▶ [AIM]:
Examine each line of the data. Copy those that contain the string "color".

▶ [Dataset excerpt]:
____

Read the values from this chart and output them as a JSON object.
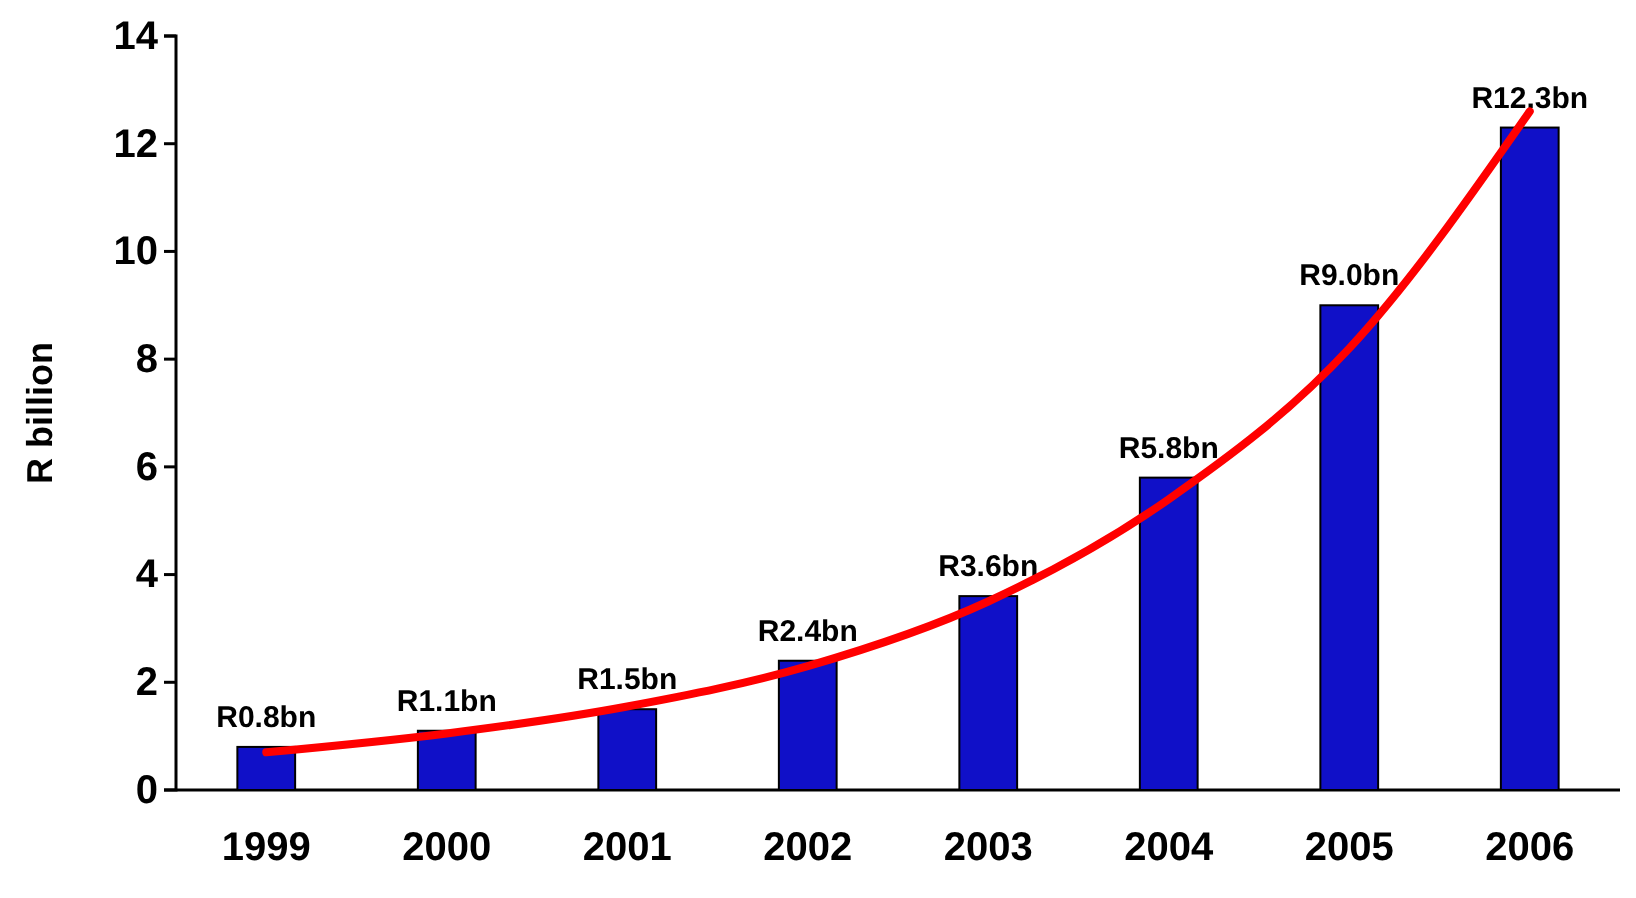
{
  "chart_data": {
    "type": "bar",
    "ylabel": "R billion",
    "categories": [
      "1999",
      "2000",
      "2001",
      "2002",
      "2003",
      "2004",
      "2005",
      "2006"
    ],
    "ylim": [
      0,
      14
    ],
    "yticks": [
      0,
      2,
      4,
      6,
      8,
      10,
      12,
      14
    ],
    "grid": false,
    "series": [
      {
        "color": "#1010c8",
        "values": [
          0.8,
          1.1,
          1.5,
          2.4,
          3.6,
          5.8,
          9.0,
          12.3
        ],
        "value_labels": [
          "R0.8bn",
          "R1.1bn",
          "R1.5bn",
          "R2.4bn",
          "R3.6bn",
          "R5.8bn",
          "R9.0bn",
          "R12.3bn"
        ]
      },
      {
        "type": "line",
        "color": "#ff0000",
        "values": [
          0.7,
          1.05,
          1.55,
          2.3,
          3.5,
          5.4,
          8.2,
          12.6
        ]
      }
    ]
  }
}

____

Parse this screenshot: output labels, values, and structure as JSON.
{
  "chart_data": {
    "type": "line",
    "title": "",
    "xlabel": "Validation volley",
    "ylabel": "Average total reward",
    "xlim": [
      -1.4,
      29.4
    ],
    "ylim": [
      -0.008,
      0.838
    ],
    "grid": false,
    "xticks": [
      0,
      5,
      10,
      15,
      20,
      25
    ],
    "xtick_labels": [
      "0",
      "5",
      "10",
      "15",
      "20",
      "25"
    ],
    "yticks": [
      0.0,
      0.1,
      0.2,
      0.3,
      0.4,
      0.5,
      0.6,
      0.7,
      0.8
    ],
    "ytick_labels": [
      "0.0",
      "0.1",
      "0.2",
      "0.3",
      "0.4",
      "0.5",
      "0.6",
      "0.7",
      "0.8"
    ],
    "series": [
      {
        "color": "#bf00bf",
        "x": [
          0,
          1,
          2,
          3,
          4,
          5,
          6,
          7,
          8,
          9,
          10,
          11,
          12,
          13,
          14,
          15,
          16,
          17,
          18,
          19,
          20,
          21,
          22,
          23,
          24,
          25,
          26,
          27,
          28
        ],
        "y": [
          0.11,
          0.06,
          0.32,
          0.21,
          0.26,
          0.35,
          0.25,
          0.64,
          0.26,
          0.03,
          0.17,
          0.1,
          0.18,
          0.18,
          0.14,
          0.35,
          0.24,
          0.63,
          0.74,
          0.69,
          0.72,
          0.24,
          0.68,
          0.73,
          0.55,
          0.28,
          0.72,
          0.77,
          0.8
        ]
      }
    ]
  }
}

____

▶ [OUTPUT FOR THIS EXERCISE]:
        "color": "#1010c8",
        "color": "#ff0000",
        "color": "#bf00bf",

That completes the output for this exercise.